*SET PROBLEM*
Each line of the data that includes the string "comme" is to be copied out.

*DATA ENTRIES*

========================================================================

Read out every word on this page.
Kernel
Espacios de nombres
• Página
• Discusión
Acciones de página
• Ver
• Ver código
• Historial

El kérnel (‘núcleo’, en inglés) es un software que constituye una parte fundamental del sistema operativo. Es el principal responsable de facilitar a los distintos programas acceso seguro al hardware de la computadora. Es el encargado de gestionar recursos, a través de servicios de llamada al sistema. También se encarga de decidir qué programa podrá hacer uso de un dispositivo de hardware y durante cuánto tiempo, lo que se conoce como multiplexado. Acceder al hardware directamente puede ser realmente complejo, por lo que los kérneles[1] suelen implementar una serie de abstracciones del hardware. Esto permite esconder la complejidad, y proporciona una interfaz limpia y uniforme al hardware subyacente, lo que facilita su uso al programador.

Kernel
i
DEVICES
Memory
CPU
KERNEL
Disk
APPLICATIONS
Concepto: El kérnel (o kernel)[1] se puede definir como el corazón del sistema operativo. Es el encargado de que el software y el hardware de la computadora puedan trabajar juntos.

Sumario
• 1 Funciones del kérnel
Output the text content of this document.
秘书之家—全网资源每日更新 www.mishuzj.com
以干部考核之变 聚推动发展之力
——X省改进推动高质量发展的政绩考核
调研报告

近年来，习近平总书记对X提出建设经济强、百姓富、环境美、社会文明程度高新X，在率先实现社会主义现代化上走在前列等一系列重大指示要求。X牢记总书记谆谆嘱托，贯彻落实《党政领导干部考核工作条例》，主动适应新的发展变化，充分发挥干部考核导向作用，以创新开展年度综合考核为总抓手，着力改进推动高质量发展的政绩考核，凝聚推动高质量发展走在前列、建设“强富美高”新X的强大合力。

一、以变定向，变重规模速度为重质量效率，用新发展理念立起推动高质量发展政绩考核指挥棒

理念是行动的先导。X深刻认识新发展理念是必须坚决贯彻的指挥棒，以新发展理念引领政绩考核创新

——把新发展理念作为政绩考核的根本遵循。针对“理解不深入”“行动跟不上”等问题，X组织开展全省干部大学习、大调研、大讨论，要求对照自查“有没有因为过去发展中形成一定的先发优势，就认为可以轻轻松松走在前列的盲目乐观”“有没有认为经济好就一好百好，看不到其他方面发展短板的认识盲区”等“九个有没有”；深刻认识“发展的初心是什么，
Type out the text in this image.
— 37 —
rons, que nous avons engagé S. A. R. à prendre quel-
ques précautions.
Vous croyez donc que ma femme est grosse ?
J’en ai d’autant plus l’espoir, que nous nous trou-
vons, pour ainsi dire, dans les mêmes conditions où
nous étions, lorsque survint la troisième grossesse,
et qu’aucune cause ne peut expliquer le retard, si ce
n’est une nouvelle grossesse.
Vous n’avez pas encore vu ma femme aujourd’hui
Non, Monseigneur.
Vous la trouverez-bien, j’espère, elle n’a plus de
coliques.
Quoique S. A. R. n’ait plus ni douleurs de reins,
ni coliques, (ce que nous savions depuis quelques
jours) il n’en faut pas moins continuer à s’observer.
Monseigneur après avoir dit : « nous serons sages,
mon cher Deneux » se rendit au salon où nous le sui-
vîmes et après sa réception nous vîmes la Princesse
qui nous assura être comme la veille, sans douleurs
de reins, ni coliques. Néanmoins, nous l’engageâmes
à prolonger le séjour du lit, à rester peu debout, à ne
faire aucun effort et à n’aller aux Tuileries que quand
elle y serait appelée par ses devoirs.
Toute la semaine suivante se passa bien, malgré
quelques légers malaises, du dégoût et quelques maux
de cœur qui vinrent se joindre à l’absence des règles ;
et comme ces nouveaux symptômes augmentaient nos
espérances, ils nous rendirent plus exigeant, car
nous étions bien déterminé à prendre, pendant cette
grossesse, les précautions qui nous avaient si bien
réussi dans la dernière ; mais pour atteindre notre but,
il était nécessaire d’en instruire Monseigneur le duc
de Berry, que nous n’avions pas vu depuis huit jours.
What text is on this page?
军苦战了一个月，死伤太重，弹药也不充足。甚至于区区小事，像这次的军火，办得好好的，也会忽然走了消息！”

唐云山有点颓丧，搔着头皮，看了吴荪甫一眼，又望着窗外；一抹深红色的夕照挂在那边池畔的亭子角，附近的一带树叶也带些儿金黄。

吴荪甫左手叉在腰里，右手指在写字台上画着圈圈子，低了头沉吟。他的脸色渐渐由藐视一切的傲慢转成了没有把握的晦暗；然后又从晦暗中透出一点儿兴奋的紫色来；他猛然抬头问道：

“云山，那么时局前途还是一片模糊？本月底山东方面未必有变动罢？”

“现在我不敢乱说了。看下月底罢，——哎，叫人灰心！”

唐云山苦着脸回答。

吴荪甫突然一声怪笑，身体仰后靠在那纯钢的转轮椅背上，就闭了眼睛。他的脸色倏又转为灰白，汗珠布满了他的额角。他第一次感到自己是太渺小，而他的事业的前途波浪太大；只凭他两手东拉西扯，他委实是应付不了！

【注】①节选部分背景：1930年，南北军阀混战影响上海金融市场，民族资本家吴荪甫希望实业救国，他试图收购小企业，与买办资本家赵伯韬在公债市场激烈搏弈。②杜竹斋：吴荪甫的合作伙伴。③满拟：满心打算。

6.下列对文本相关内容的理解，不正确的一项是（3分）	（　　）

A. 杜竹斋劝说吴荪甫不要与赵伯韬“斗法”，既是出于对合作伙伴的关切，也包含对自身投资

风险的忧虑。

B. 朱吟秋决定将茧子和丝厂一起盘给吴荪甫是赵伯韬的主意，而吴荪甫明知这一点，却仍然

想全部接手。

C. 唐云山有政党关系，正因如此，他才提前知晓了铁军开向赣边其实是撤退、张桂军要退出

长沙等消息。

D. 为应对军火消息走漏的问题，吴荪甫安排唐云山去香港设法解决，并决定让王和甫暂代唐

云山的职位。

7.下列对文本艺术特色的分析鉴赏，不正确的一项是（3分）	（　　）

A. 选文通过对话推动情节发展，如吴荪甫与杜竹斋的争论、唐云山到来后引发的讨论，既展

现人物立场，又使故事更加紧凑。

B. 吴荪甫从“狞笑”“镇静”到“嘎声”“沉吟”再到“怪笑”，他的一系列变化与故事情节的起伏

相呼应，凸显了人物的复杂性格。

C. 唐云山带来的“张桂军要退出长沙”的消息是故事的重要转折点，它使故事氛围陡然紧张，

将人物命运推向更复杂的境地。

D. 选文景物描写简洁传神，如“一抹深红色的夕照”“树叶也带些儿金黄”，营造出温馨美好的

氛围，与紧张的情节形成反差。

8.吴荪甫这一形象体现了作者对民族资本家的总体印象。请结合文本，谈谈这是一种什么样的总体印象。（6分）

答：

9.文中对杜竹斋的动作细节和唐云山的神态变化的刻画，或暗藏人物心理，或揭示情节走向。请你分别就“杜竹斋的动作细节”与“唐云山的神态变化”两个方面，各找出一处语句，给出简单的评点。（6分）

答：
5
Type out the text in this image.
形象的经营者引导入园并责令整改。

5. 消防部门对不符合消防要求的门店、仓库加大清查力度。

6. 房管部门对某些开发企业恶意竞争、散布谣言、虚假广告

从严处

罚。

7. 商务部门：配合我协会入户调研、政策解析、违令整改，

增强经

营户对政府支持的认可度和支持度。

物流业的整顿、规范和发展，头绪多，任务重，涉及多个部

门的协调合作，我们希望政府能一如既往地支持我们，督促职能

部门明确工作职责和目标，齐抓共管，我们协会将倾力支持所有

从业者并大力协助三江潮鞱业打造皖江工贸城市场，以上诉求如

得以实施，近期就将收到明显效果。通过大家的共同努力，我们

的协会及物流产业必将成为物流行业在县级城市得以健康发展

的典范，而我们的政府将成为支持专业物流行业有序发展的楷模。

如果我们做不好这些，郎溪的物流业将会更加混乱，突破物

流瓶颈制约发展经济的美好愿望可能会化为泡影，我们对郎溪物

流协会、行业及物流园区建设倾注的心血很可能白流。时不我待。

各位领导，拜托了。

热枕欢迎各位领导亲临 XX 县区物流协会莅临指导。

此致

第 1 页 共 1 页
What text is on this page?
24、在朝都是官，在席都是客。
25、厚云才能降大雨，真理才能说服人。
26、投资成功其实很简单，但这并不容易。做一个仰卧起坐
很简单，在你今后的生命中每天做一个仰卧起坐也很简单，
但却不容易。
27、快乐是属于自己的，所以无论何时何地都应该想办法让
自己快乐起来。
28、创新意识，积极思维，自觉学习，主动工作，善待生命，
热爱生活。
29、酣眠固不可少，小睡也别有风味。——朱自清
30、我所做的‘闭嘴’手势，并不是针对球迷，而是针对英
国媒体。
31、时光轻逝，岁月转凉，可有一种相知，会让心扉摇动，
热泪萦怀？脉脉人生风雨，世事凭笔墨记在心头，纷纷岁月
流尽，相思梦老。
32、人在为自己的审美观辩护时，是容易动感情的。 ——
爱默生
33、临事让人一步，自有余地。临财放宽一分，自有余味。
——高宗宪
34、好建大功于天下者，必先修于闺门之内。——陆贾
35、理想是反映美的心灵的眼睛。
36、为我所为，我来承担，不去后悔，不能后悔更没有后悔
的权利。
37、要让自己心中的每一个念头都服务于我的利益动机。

========================================================================

*EXERCISE RESULT*
qui nous assura être comme la veille, sans douleurs
et comme ces nouveaux symptômes augmentaient nos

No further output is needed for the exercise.